▸ AIM OF THE TASK: Lay out these lines as a Markdown table with two columns, Number and Line, giving each line its own numbered row and leaving out any blank lines.

#### RECORDS TO PROCESS ####

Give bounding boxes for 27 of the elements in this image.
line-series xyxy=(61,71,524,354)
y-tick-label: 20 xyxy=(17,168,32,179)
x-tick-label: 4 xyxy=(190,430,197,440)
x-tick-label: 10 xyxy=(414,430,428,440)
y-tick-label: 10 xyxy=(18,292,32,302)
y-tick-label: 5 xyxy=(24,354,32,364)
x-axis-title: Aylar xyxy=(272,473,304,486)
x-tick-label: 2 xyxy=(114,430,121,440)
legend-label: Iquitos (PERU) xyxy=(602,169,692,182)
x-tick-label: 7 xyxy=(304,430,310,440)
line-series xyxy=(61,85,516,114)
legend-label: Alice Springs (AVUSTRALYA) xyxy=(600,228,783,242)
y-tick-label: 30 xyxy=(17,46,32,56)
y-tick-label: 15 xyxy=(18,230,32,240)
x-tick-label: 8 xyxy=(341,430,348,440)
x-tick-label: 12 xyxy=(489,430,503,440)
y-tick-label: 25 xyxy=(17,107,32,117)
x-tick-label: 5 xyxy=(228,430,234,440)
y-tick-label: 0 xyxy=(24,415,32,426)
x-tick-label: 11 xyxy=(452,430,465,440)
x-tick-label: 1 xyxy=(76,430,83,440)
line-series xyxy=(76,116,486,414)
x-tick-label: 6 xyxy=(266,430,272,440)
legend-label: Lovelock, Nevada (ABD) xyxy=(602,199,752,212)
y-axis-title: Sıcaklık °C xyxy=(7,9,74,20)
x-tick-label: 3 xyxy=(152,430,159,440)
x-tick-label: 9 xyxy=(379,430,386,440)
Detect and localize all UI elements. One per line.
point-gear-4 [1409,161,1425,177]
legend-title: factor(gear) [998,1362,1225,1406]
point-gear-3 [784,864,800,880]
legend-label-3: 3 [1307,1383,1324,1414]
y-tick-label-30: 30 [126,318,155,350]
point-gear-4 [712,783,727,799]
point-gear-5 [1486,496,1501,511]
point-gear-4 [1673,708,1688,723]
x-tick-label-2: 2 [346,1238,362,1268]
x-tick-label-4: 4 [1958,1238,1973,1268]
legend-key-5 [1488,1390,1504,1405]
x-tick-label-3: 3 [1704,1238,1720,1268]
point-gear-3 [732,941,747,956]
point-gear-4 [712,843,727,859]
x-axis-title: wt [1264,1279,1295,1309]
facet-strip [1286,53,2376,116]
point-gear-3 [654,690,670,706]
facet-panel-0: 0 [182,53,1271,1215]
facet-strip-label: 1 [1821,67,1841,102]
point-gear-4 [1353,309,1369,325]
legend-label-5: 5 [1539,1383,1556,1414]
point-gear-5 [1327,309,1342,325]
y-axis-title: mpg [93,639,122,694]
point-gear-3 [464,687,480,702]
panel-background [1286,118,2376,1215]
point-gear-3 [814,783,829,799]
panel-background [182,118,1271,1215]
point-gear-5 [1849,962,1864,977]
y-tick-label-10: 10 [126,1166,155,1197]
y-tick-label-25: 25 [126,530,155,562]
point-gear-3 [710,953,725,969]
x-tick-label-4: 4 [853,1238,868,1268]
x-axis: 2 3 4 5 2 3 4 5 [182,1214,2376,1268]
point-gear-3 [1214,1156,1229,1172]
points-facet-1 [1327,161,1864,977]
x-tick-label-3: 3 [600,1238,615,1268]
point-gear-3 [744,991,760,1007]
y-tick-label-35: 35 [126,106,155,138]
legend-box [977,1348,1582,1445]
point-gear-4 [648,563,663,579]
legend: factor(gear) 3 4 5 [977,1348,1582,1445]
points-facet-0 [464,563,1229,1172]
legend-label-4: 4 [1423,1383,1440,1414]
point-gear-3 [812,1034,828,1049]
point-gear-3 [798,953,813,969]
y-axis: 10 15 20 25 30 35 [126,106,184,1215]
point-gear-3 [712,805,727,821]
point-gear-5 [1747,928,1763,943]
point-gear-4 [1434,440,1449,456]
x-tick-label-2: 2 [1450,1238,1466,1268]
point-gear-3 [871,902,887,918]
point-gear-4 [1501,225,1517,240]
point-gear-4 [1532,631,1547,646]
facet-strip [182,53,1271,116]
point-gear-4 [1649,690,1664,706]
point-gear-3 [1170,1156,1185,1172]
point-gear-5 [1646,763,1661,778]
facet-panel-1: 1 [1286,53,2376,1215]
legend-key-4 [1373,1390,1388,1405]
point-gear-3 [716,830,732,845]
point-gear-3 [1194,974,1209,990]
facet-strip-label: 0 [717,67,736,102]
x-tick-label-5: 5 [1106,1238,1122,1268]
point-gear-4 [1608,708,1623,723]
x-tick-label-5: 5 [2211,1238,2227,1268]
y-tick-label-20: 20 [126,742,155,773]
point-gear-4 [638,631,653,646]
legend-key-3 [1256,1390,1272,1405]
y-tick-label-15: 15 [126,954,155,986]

####

▸ ANSWER TO THIS EXERCISE:
| Number | Line |
|---|---|
| 1 | Give bounding boxes for 27 of the elements in this image. |
| 2 | line-series xyxy=(61,71,524,354) |
| 3 | y-tick-label: 20 xyxy=(17,168,32,179) |
| 4 | x-tick-label: 4 xyxy=(190,430,197,440) |
| 5 | x-tick-label: 10 xyxy=(414,430,428,440) |
| 6 | y-tick-label: 10 xyxy=(18,292,32,302) |
| 7 | y-tick-label: 5 xyxy=(24,354,32,364) |
| 8 | x-axis-title: Aylar xyxy=(272,473,304,486) |
| 9 | x-tick-label: 2 xyxy=(114,430,121,440) |
| 10 | legend-label: Iquitos (PERU) xyxy=(602,169,692,182) |
| 11 | x-tick-label: 7 xyxy=(304,430,310,440) |
| 12 | line-series xyxy=(61,85,516,114) |
| 13 | legend-label: Alice Springs (AVUSTRALYA) xyxy=(600,228,783,242) |
| 14 | y-tick-label: 30 xyxy=(17,46,32,56) |
| 15 | y-tick-label: 15 xyxy=(18,230,32,240) |
| 16 | x-tick-label: 8 xyxy=(341,430,348,440) |
| 17 | x-tick-label: 12 xyxy=(489,430,503,440) |
| 18 | y-tick-label: 25 xyxy=(17,107,32,117) |
| 19 | x-tick-label: 5 xyxy=(228,430,234,440) |
| 20 | y-tick-label: 0 xyxy=(24,415,32,426) |
| 21 | x-tick-label: 11 xyxy=(452,430,465,440) |
| 22 | x-tick-label: 1 xyxy=(76,430,83,440) |
| 23 | line-series xyxy=(76,116,486,414) |
| 24 | x-tick-label: 6 xyxy=(266,430,272,440) |
| 25 | legend-label: Lovelock, Nevada (ABD) xyxy=(602,199,752,212) |
| 26 | y-axis-title: Sıcaklık °C xyxy=(7,9,74,20) |
| 27 | x-tick-label: 3 xyxy=(152,430,159,440) |
| 28 | x-tick-label: 9 xyxy=(379,430,386,440) |
| 29 | Detect and localize all UI elements. One per line. |
| 30 | point-gear-4 [1409,161,1425,177] |
| 31 | legend-title: factor(gear) [998,1362,1225,1406] |
| 32 | point-gear-3 [784,864,800,880] |
| 33 | legend-label-3: 3 [1307,1383,1324,1414] |
| 34 | y-tick-label-30: 30 [126,318,155,350] |
| 35 | point-gear-4 [712,783,727,799] |
| 36 | point-gear-5 [1486,496,1501,511] |
| 37 | point-gear-4 [1673,708,1688,723] |
| 38 | x-tick-label-2: 2 [346,1238,362,1268] |
| 39 | x-tick-label-4: 4 [1958,1238,1973,1268] |
| 40 | legend-key-5 [1488,1390,1504,1405] |
| 41 | x-tick-label-3: 3 [1704,1238,1720,1268] |
| 42 | point-gear-3 [732,941,747,956] |
| 43 | point-gear-4 [712,843,727,859] |
| 44 | x-axis-title: wt [1264,1279,1295,1309] |
| 45 | facet-strip [1286,53,2376,116] |
| 46 | point-gear-3 [654,690,670,706] |
| 47 | facet-panel-0: 0 [182,53,1271,1215] |
| 48 | facet-strip-label: 1 [1821,67,1841,102] |
| 49 | point-gear-4 [1353,309,1369,325] |
| 50 | legend-label-5: 5 [1539,1383,1556,1414] |
| 51 | point-gear-5 [1327,309,1342,325] |
| 52 | y-axis-title: mpg [93,639,122,694] |
| 53 | point-gear-3 [464,687,480,702] |
| 54 | panel-background [1286,118,2376,1215] |
| 55 | point-gear-3 [814,783,829,799] |
| 56 | panel-background [182,118,1271,1215] |
| 57 | point-gear-5 [1849,962,1864,977] |
| 58 | y-tick-label-10: 10 [126,1166,155,1197] |
| 59 | y-tick-label-25: 25 [126,530,155,562] |
| 60 | point-gear-3 [710,953,725,969] |
| 61 | x-tick-label-4: 4 [853,1238,868,1268] |
| 62 | x-axis: 2 3 4 5 2 3 4 5 [182,1214,2376,1268] |
| 63 | point-gear-3 [1214,1156,1229,1172] |
| 64 | points-facet-1 [1327,161,1864,977] |
| 65 | x-tick-label-3: 3 [600,1238,615,1268] |
| 66 | point-gear-3 [744,991,760,1007] |
| 67 | y-tick-label-35: 35 [126,106,155,138] |
| 68 | legend-box [977,1348,1582,1445] |
| 69 | point-gear-4 [648,563,663,579] |
| 70 | legend: factor(gear) 3 4 5 [977,1348,1582,1445] |
| 71 | points-facet-0 [464,563,1229,1172] |
| 72 | legend-label-4: 4 [1423,1383,1440,1414] |
| 73 | point-gear-3 [812,1034,828,1049] |
| 74 | point-gear-3 [798,953,813,969] |
| 75 | y-axis: 10 15 20 25 30 35 [126,106,184,1215] |
| 76 | point-gear-3 [712,805,727,821] |
| 77 | point-gear-5 [1747,928,1763,943] |
| 78 | point-gear-4 [1434,440,1449,456] |
| 79 | x-tick-label-2: 2 [1450,1238,1466,1268] |
| 80 | point-gear-3 [871,902,887,918] |
| 81 | point-gear-4 [1501,225,1517,240] |
| 82 | point-gear-4 [1532,631,1547,646] |
| 83 | facet-strip [182,53,1271,116] |
| 84 | point-gear-4 [1649,690,1664,706] |
| 85 | point-gear-3 [1170,1156,1185,1172] |
| 86 | point-gear-5 [1646,763,1661,778] |
| 87 | facet-panel-1: 1 [1286,53,2376,1215] |
| 88 | legend-key-4 [1373,1390,1388,1405] |
| 89 | point-gear-3 [716,830,732,845] |
| 90 | point-gear-3 [1194,974,1209,990] |
| 91 | facet-strip-label: 0 [717,67,736,102] |
| 92 | x-tick-label-5: 5 [1106,1238,1122,1268] |
| 93 | point-gear-4 [1608,708,1623,723] |
| 94 | x-tick-label-5: 5 [2211,1238,2227,1268] |
| 95 | y-tick-label-20: 20 [126,742,155,773] |
| 96 | point-gear-4 [638,631,653,646] |
| 97 | legend-key-3 [1256,1390,1272,1405] |
| 98 | y-tick-label-15: 15 [126,954,155,986] |